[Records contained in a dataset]
# # # # # # #
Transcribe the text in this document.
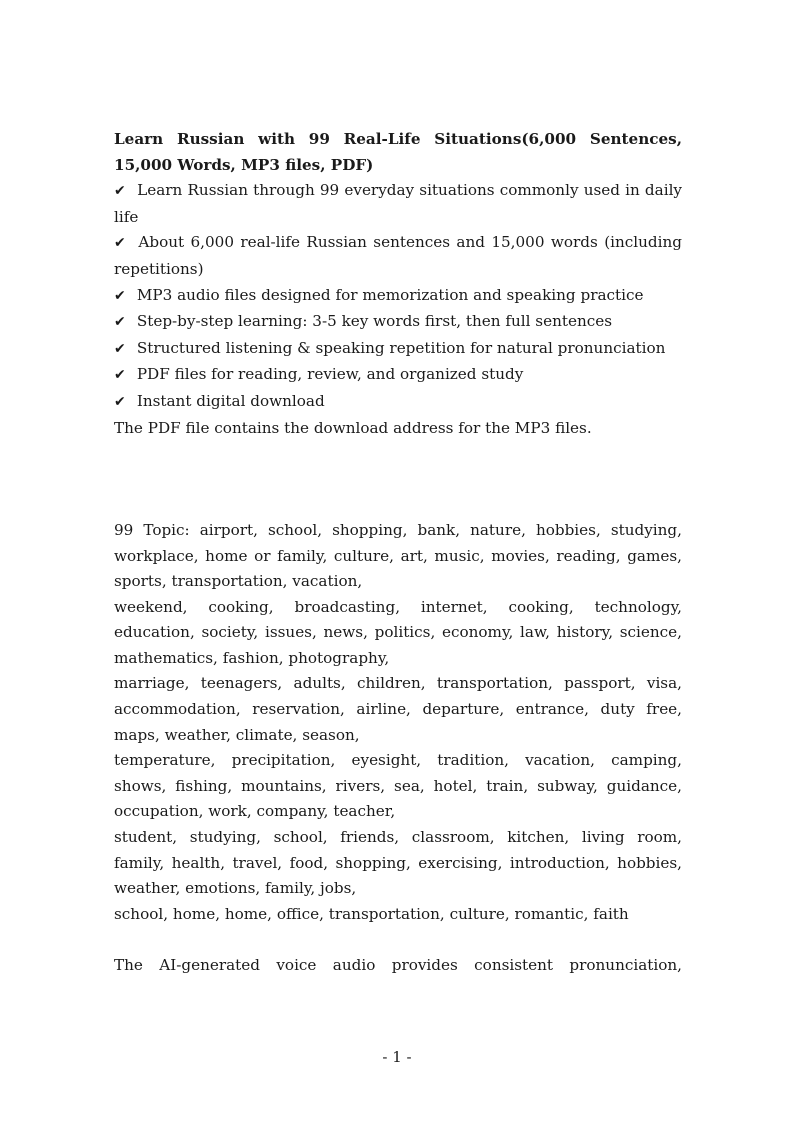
Learn Russian with 99 Real-Life Situations(6,000 Sentences, 15,000 Words, MP3 files, PDF)

✔ Learn Russian through 99 everyday situations commonly used in daily life

✔ About 6,000 real-life Russian sentences and 15,000 words (including repetitions)

✔ MP3 audio files designed for memorization and speaking practice

✔ Step-by-step learning: 3-5 key words first, then full sentences

✔ Structured listening & speaking repetition for natural pronunciation

✔ PDF files for reading, review, and organized study

✔ Instant digital download

The PDF file contains the download address for the MP3 files.

99 Topic: airport, school, shopping, bank, nature, hobbies, studying, workplace, home or family, culture, art, music, movies, reading, games, sports, transportation, vacation,

weekend, cooking, broadcasting, internet, cooking, technology, education, society, issues, news, politics, economy, law, history, science, mathematics, fashion, photography,

marriage, teenagers, adults, children, transportation, passport, visa, accommodation, reservation, airline, departure, entrance, duty free, maps, weather, climate, season,

temperature, precipitation, eyesight, tradition, vacation, camping, shows, fishing, mountains, rivers, sea, hotel, train, subway, guidance, occupation, work, company, teacher,

student, studying, school, friends, classroom, kitchen, living room, family, health, travel, food, shopping, exercising, introduction, hobbies, weather, emotions, family, jobs,

school, home, home, office, transportation, culture, romantic, faith

The AI-generated voice audio provides consistent pronunciation,

- 1 -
# # # # # # #
• _Goal_: List all lines holding the string "family".

• _Written response_:
99 Topic: airport, school, shopping, bank, nature, hobbies, studying, workplace, home or family, culture, art, music, movies, reading, games, sports, transportation, vacation,
student, studying, school, friends, classroom, kitchen, living room, family, health, travel, food, shopping, exercising, introduction, hobbies, weather, emotions, family, jobs,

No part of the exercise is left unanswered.